**Stated exercise**
Scan the listing below and copy every line holding "Notifications".
***** Working data *****
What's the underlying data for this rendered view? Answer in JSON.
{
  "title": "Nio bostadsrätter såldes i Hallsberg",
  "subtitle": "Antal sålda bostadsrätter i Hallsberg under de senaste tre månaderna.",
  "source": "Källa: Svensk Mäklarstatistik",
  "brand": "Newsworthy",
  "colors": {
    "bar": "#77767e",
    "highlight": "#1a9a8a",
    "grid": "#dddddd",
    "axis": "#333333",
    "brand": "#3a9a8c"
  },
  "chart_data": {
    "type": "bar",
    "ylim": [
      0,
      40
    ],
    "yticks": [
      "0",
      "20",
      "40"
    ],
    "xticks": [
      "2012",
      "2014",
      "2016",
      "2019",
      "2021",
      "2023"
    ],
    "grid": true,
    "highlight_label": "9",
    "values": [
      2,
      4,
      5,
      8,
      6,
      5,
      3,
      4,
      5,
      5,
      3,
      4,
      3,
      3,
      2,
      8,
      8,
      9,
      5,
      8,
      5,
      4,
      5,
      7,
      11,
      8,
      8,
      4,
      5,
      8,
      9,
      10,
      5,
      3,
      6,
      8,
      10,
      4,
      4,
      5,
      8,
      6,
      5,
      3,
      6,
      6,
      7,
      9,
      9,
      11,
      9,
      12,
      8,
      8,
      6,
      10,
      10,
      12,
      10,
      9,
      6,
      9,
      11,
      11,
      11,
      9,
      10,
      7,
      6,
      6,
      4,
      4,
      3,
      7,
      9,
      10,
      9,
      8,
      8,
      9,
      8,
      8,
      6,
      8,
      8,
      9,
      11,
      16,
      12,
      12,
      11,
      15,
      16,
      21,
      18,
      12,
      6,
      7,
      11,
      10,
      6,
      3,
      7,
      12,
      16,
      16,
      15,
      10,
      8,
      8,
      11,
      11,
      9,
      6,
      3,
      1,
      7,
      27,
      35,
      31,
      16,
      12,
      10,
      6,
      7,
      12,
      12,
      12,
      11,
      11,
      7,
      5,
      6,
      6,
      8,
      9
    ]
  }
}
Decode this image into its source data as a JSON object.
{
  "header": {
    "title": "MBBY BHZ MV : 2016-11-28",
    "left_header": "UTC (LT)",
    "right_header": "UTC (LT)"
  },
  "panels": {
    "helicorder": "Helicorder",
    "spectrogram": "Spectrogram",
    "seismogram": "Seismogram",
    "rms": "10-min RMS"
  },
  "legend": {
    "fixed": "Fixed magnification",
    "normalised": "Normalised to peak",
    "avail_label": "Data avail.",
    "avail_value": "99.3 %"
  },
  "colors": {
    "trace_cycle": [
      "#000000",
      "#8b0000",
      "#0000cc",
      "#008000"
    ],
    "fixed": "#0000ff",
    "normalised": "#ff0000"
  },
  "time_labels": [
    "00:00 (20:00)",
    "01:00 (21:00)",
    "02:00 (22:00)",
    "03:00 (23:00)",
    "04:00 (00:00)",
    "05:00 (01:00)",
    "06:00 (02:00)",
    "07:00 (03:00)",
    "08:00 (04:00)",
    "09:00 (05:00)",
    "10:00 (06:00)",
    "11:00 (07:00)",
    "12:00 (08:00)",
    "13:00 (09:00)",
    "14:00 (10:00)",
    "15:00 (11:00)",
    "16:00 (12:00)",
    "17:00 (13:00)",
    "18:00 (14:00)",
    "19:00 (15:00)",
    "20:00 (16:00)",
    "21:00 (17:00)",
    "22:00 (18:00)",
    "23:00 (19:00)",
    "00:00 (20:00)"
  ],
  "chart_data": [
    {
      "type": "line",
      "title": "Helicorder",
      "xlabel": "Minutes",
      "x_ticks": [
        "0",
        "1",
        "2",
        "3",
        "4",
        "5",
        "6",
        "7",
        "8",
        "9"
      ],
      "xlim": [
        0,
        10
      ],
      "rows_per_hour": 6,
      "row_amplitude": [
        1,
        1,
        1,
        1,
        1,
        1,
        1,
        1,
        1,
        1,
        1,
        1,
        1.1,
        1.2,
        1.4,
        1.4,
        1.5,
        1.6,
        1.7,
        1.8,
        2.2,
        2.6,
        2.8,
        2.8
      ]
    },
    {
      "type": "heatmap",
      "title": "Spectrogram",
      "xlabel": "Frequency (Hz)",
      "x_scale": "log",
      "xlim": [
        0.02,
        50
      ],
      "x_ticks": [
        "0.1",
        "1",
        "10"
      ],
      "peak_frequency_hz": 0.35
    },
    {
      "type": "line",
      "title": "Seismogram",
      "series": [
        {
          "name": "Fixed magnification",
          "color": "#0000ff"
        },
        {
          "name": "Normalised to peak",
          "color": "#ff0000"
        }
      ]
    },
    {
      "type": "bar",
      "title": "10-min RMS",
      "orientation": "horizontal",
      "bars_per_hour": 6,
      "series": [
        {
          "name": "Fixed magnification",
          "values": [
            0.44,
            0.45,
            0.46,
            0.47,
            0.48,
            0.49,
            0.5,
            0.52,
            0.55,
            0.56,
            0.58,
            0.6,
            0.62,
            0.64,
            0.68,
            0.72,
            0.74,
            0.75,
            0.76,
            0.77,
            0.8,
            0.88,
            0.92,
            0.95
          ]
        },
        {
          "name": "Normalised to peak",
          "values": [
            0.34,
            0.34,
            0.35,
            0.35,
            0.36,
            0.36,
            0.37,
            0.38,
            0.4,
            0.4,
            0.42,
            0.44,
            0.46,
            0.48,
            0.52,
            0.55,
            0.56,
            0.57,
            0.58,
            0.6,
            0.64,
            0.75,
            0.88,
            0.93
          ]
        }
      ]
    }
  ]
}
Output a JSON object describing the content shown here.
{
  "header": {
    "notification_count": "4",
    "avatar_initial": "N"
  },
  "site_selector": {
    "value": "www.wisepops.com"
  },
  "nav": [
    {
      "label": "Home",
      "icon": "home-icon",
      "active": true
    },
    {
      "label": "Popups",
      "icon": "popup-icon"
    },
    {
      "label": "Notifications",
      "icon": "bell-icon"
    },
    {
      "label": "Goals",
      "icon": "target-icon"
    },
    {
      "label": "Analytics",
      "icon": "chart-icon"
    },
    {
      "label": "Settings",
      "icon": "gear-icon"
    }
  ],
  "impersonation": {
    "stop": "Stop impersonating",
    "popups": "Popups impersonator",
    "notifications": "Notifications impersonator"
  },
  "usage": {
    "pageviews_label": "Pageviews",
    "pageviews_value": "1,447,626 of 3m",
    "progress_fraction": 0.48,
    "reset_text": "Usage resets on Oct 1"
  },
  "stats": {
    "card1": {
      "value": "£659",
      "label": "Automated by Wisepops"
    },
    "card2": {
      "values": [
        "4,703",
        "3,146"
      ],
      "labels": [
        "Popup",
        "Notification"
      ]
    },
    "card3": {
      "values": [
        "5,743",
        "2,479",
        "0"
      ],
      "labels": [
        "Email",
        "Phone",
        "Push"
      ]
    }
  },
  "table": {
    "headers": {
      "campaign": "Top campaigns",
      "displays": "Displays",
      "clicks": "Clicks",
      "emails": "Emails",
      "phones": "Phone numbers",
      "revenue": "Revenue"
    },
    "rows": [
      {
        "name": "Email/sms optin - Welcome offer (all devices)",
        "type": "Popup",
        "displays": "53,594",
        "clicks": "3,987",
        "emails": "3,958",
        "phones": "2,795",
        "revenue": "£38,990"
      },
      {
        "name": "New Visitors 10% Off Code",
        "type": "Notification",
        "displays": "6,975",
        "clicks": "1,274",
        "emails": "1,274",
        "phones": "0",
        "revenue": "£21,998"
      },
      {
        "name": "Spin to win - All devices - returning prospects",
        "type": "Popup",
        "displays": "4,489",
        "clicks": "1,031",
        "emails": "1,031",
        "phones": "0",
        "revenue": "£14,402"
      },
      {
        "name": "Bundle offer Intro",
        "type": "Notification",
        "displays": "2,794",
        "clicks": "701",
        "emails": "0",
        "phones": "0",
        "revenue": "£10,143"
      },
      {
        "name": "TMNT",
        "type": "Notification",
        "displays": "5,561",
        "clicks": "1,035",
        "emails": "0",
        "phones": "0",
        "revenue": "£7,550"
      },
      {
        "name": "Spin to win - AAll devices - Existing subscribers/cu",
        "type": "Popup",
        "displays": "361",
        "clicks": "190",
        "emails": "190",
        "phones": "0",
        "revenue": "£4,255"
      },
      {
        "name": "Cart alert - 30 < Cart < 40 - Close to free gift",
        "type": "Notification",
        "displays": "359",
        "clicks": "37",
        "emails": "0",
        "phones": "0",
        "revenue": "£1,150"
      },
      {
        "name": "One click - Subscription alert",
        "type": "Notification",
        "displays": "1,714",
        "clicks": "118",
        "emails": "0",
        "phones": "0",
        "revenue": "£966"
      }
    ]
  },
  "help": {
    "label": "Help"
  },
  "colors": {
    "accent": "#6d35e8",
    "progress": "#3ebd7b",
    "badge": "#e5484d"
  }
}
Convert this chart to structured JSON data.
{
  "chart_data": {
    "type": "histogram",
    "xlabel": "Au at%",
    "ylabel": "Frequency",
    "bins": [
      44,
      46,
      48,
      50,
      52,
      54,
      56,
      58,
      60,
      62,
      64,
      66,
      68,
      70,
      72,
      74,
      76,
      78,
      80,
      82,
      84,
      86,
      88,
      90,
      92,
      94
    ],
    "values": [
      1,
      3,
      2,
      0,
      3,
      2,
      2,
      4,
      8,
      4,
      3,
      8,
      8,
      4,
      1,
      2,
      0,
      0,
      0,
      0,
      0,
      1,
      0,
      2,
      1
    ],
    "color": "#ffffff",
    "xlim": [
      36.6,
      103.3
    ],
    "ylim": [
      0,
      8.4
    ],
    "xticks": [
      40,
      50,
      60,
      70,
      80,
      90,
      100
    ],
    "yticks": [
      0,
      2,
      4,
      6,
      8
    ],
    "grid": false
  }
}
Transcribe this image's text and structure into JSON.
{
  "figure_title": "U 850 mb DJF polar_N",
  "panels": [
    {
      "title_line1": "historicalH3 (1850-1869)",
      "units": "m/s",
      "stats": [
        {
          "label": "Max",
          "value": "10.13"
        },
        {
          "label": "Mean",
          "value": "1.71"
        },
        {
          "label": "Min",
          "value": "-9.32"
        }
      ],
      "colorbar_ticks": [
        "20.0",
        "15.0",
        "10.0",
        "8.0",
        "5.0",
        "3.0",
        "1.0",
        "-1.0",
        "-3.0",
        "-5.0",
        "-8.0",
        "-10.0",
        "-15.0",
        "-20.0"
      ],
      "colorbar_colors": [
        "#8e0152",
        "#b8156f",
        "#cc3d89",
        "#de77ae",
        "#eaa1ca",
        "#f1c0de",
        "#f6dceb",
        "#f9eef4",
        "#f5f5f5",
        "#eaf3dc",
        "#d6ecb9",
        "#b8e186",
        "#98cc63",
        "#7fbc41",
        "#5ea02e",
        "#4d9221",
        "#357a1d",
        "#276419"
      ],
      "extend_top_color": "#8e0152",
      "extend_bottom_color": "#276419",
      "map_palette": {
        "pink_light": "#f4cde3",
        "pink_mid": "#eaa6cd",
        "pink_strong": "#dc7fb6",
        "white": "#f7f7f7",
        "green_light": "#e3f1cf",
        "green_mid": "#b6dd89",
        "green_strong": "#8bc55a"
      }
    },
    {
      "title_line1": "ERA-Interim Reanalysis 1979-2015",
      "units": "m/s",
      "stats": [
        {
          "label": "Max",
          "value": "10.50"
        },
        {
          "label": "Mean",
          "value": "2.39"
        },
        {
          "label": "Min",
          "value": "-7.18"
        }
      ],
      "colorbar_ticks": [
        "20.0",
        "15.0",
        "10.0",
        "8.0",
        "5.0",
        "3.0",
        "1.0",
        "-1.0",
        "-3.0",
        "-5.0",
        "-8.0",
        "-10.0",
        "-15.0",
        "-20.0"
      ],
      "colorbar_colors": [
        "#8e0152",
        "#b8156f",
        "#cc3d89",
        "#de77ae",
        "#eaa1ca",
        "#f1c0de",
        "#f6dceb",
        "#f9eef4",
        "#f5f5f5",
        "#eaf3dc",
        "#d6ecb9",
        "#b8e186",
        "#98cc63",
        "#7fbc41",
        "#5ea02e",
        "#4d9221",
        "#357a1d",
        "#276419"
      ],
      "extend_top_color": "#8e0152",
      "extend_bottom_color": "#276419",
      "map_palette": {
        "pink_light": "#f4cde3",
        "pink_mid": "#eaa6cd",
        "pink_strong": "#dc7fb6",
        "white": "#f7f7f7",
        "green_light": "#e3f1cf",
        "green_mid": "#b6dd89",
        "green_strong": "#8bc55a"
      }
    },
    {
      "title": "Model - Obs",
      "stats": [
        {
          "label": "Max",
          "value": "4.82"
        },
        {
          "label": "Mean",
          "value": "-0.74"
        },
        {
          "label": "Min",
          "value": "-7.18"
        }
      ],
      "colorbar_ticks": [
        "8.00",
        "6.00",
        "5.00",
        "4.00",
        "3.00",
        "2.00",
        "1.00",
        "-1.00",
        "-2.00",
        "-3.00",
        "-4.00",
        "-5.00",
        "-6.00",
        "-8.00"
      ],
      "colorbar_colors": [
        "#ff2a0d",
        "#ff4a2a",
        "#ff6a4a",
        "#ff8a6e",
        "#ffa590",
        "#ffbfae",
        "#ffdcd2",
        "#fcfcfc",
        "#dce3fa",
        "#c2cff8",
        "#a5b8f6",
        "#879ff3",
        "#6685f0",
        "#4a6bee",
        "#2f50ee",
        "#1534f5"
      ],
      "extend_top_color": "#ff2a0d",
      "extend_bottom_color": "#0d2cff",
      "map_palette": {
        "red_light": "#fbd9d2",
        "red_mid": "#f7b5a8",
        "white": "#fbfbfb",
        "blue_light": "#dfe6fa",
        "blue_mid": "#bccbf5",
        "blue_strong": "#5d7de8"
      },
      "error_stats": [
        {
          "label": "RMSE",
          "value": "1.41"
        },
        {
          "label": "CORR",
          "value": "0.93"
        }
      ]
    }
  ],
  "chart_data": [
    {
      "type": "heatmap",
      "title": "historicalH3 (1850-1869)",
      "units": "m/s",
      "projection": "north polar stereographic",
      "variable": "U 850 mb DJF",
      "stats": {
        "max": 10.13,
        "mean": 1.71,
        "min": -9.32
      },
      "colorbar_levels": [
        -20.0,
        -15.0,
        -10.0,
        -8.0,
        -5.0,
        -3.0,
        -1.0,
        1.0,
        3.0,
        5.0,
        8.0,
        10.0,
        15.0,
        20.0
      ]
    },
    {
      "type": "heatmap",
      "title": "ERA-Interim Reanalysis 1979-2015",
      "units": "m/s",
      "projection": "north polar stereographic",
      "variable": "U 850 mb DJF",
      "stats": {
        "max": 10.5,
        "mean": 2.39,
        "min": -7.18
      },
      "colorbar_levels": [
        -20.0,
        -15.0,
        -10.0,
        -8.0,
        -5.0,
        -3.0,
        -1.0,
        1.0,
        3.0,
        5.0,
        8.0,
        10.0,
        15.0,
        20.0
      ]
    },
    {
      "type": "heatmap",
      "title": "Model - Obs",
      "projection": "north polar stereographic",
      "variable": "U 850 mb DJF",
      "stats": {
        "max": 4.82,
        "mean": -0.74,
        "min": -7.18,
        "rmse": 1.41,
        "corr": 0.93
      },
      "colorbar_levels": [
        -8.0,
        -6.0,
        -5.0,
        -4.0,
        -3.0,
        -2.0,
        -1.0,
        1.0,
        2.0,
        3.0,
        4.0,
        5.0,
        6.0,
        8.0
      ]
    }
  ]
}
*****
**Exercise output**
      "label": "Notifications",
    "notifications": "Notifications impersonator"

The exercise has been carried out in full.